| EXERCISE AIM |
Report only the number of lines in the records that contain the word "БЮДЖЕТНОЕ".

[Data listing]
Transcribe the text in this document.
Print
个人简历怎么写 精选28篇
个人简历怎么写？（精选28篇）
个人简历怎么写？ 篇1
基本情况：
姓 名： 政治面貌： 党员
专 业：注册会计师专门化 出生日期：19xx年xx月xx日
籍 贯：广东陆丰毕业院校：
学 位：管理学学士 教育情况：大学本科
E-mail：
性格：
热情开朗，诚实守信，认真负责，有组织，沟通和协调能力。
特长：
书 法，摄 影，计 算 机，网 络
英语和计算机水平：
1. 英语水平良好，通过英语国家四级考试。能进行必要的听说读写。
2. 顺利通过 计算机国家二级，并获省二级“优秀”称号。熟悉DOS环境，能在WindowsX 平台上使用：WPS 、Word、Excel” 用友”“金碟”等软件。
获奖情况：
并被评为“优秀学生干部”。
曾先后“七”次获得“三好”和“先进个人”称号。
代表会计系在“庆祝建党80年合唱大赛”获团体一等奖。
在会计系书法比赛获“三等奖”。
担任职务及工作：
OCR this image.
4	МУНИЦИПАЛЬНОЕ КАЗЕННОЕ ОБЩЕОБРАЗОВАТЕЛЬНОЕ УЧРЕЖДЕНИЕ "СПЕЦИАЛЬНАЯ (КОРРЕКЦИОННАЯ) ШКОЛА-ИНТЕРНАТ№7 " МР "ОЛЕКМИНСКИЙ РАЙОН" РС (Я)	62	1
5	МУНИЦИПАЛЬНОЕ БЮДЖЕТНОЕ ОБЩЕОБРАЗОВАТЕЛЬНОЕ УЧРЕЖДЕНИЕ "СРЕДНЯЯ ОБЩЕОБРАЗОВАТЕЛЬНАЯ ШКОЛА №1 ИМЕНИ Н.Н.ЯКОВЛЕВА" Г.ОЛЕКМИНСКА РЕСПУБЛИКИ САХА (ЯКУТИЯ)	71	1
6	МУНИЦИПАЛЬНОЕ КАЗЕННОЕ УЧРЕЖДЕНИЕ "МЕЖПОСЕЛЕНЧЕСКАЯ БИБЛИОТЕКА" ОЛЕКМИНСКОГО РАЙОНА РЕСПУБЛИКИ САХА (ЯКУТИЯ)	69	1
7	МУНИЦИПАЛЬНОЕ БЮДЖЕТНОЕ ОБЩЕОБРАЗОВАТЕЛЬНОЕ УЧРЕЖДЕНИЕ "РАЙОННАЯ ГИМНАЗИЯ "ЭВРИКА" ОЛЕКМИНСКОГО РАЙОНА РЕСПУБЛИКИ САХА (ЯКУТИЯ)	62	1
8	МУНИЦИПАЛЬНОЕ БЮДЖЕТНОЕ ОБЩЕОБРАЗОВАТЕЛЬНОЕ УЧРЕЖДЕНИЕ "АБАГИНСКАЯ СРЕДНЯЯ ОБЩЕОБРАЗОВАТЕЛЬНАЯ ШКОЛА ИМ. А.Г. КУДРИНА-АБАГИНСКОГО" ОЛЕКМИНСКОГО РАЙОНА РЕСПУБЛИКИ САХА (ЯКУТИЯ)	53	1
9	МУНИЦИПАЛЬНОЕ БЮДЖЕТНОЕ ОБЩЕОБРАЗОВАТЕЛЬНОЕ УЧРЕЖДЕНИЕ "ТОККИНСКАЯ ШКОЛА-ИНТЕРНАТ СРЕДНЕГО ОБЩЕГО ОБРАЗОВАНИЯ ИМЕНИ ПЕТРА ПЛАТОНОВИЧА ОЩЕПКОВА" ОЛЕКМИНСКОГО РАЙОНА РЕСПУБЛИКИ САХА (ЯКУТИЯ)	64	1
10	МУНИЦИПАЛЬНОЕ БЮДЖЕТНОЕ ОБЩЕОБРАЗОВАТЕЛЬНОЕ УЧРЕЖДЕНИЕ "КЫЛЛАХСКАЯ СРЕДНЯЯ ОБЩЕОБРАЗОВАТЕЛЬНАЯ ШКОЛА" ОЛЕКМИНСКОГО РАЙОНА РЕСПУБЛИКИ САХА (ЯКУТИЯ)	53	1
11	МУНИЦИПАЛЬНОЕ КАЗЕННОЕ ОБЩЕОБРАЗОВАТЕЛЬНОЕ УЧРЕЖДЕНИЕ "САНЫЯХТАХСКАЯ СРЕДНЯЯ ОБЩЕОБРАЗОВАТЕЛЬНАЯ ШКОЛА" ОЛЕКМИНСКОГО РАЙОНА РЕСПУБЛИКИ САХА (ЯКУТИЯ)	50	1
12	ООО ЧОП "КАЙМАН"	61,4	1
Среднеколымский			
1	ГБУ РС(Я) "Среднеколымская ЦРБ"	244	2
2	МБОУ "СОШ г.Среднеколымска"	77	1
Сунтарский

| EXERCISE RESPONSE |
5